# Short problem
Copy the entries below exactly. Images do not belong in the copy.
::::
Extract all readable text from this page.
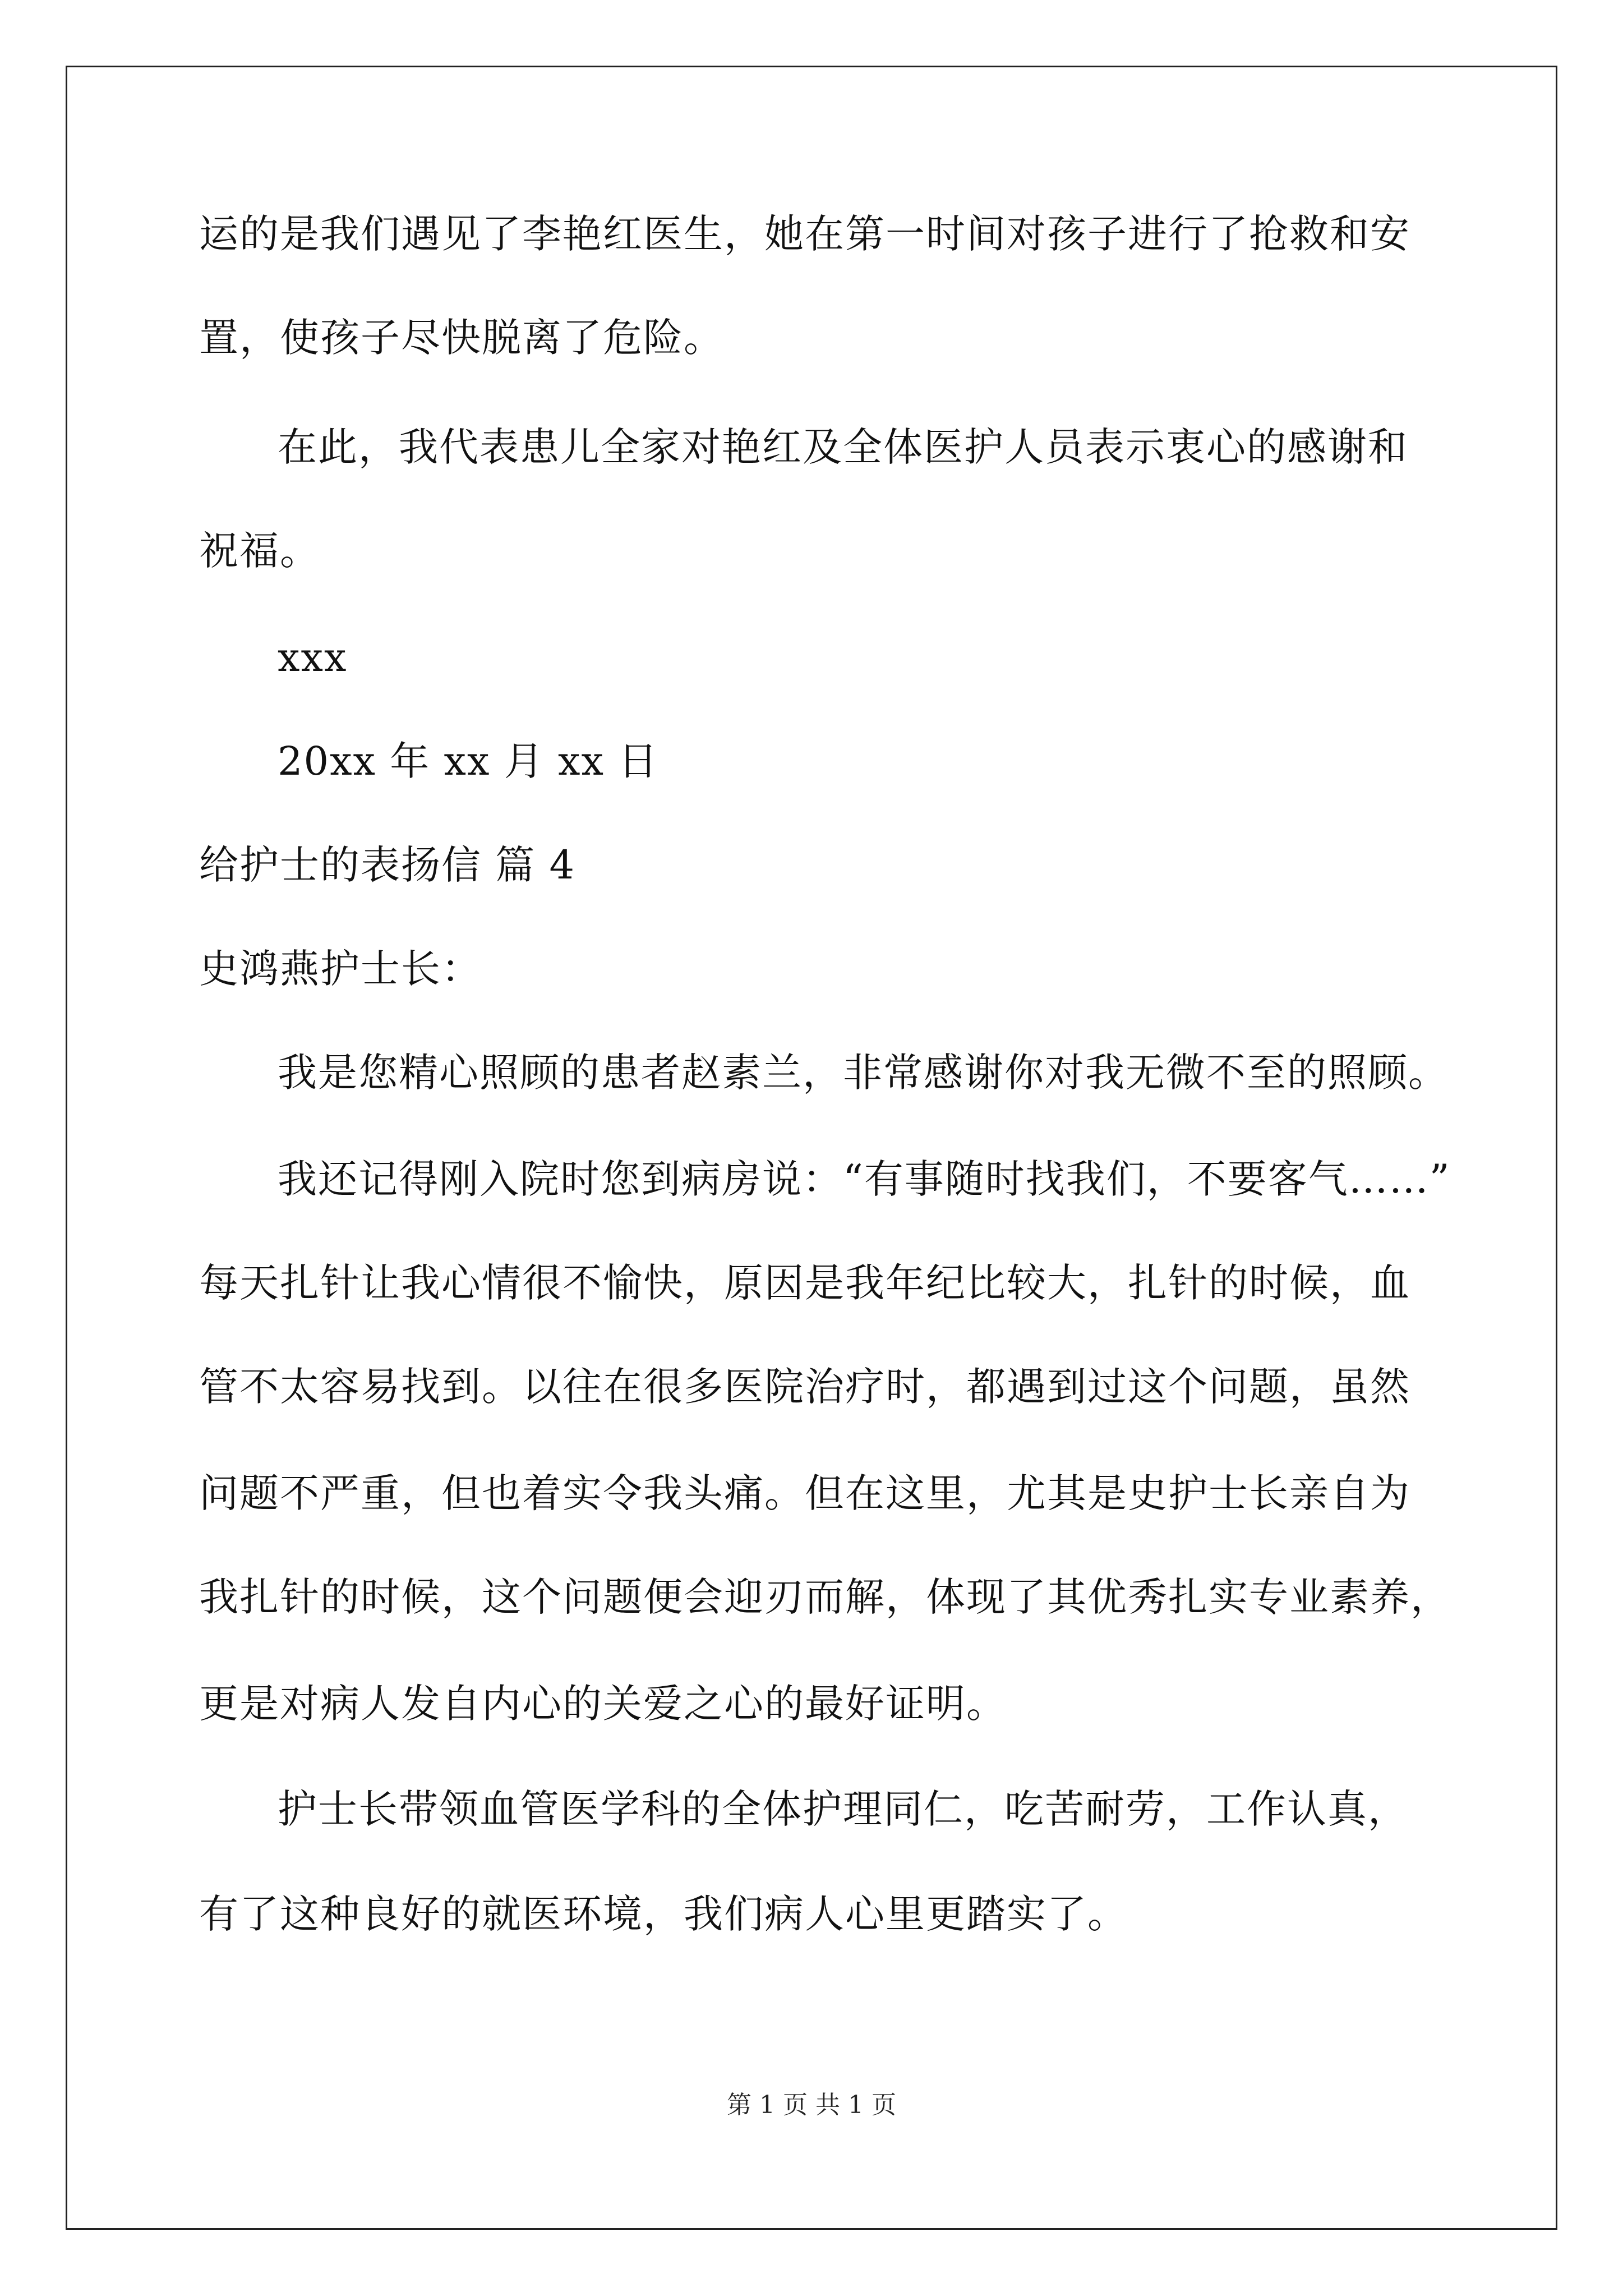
运的是我们遇见了李艳红医生，她在第一时间对孩子进行了抢救和安
置，使孩子尽快脱离了危险。
在此，我代表患儿全家对艳红及全体医护人员表示衷心的感谢和
祝福。
xxx
20xx 年 xx 月 xx 日
给护士的表扬信 篇 4
史鸿燕护士长：
我是您精心照顾的患者赵素兰，非常感谢你对我无微不至的照顾。
我还记得刚入院时您到病房说：“有事随时找我们，不要客气……”
每天扎针让我心情很不愉快，原因是我年纪比较大，扎针的时候，血
管不太容易找到。以往在很多医院治疗时，都遇到过这个问题，虽然
问题不严重，但也着实令我头痛。但在这里，尤其是史护士长亲自为
我扎针的时候，这个问题便会迎刃而解，体现了其优秀扎实专业素养，
更是对病人发自内心的关爱之心的最好证明。
护士长带领血管医学科的全体护理同仁，吃苦耐劳，工作认真，
有了这种良好的就医环境，我们病人心里更踏实了。
第 1 页 共 1 页
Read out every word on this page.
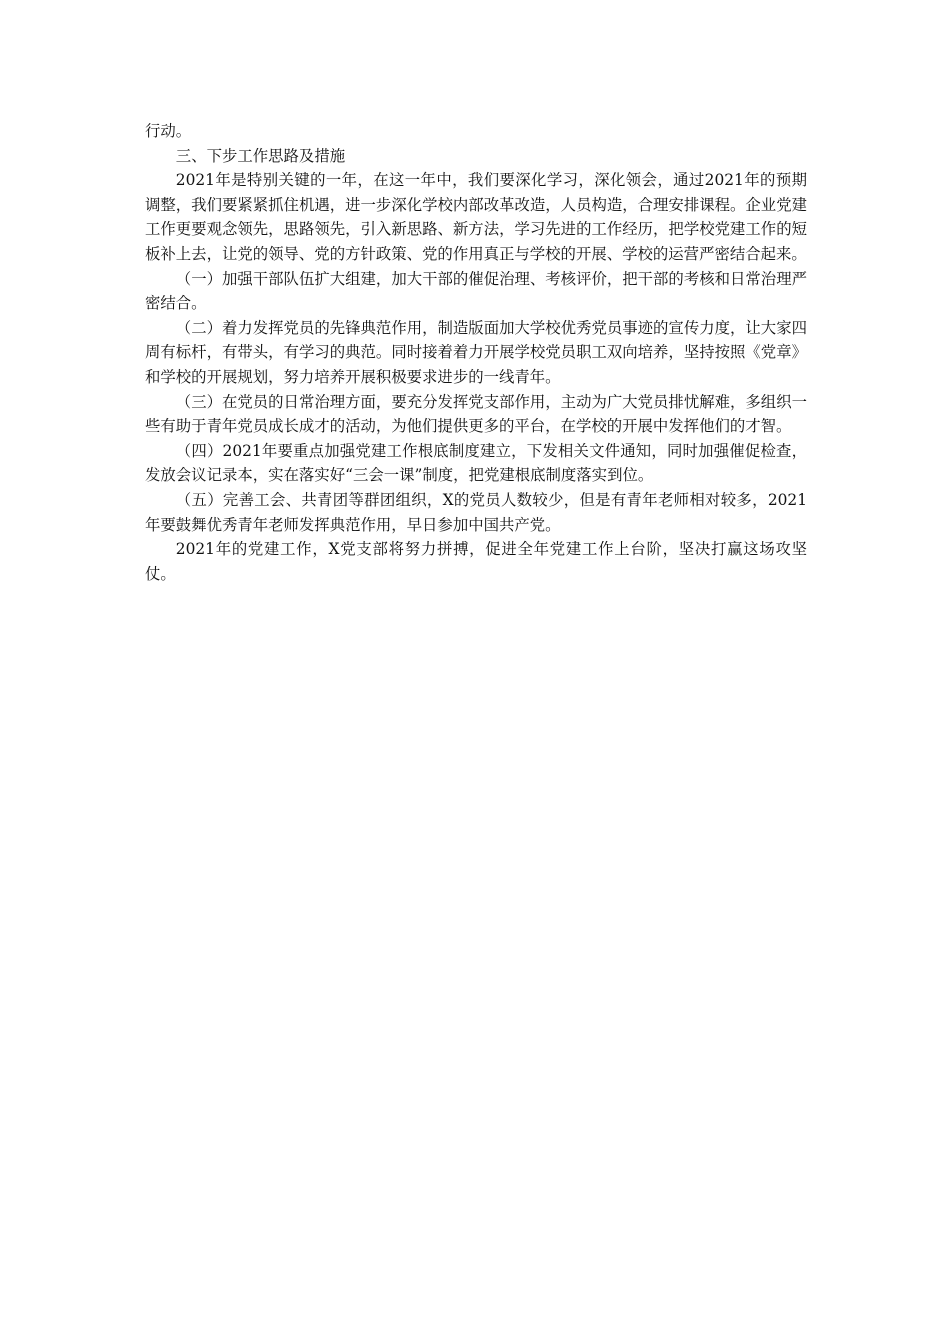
行动。

三、下步工作思路及措施

2021年是特别关键的一年，在这一年中，我们要深化学习，深化领会，通过2021年的预期调整，我们要紧紧抓住机遇，进一步深化学校内部改革改造，人员构造，合理安排课程。企业党建工作更要观念领先，思路领先，引入新思路、新方法，学习先进的工作经历，把学校党建工作的短板补上去，让党的领导、党的方针政策、党的作用真正与学校的开展、学校的运营严密结合起来。

（一）加强干部队伍扩大组建，加大干部的催促治理、考核评价，把干部的考核和日常治理严密结合。

（二）着力发挥党员的先锋典范作用，制造版面加大学校优秀党员事迹的宣传力度，让大家四周有标杆，有带头，有学习的典范。同时接着着力开展学校党员职工双向培养，坚持按照《党章》和学校的开展规划，努力培养开展积极要求进步的一线青年。

（三）在党员的日常治理方面，要充分发挥党支部作用，主动为广大党员排忧解难，多组织一些有助于青年党员成长成才的活动，为他们提供更多的平台，在学校的开展中发挥他们的才智。

（四）2021年要重点加强党建工作根底制度建立，下发相关文件通知，同时加强催促检查，发放会议记录本，实在落实好“三会一课”制度，把党建根底制度落实到位。

（五）完善工会、共青团等群团组织，X的党员人数较少，但是有青年老师相对较多，2021年要鼓舞优秀青年老师发挥典范作用，早日参加中国共产党。

2021年的党建工作，X党支部将努力拼搏，促进全年党建工作上台阶，坚决打赢这场攻坚仗。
::::
# Response below
Extract all readable text from this page.
运的是我们遇见了李艳红医生，她在第一时间对孩子进行了抢救和安
置，使孩子尽快脱离了危险。
在此，我代表患儿全家对艳红及全体医护人员表示衷心的感谢和
祝福。
xxx
20xx 年 xx 月 xx 日
给护士的表扬信 篇 4
史鸿燕护士长：
我是您精心照顾的患者赵素兰，非常感谢你对我无微不至的照顾。
我还记得刚入院时您到病房说：“有事随时找我们，不要客气……”
每天扎针让我心情很不愉快，原因是我年纪比较大，扎针的时候，血
管不太容易找到。以往在很多医院治疗时，都遇到过这个问题，虽然
问题不严重，但也着实令我头痛。但在这里，尤其是史护士长亲自为
我扎针的时候，这个问题便会迎刃而解，体现了其优秀扎实专业素养，
更是对病人发自内心的关爱之心的最好证明。
护士长带领血管医学科的全体护理同仁，吃苦耐劳，工作认真，
有了这种良好的就医环境，我们病人心里更踏实了。
第 1 页 共 1 页
Read out every word on this page.
行动。

三、下步工作思路及措施

2021年是特别关键的一年，在这一年中，我们要深化学习，深化领会，通过2021年的预期调整，我们要紧紧抓住机遇，进一步深化学校内部改革改造，人员构造，合理安排课程。企业党建工作更要观念领先，思路领先，引入新思路、新方法，学习先进的工作经历，把学校党建工作的短板补上去，让党的领导、党的方针政策、党的作用真正与学校的开展、学校的运营严密结合起来。

（一）加强干部队伍扩大组建，加大干部的催促治理、考核评价，把干部的考核和日常治理严密结合。

（二）着力发挥党员的先锋典范作用，制造版面加大学校优秀党员事迹的宣传力度，让大家四周有标杆，有带头，有学习的典范。同时接着着力开展学校党员职工双向培养，坚持按照《党章》和学校的开展规划，努力培养开展积极要求进步的一线青年。

（三）在党员的日常治理方面，要充分发挥党支部作用，主动为广大党员排忧解难，多组织一些有助于青年党员成长成才的活动，为他们提供更多的平台，在学校的开展中发挥他们的才智。

（四）2021年要重点加强党建工作根底制度建立，下发相关文件通知，同时加强催促检查，发放会议记录本，实在落实好“三会一课”制度，把党建根底制度落实到位。

（五）完善工会、共青团等群团组织，X的党员人数较少，但是有青年老师相对较多，2021年要鼓舞优秀青年老师发挥典范作用，早日参加中国共产党。

2021年的党建工作，X党支部将努力拼搏，促进全年党建工作上台阶，坚决打赢这场攻坚仗。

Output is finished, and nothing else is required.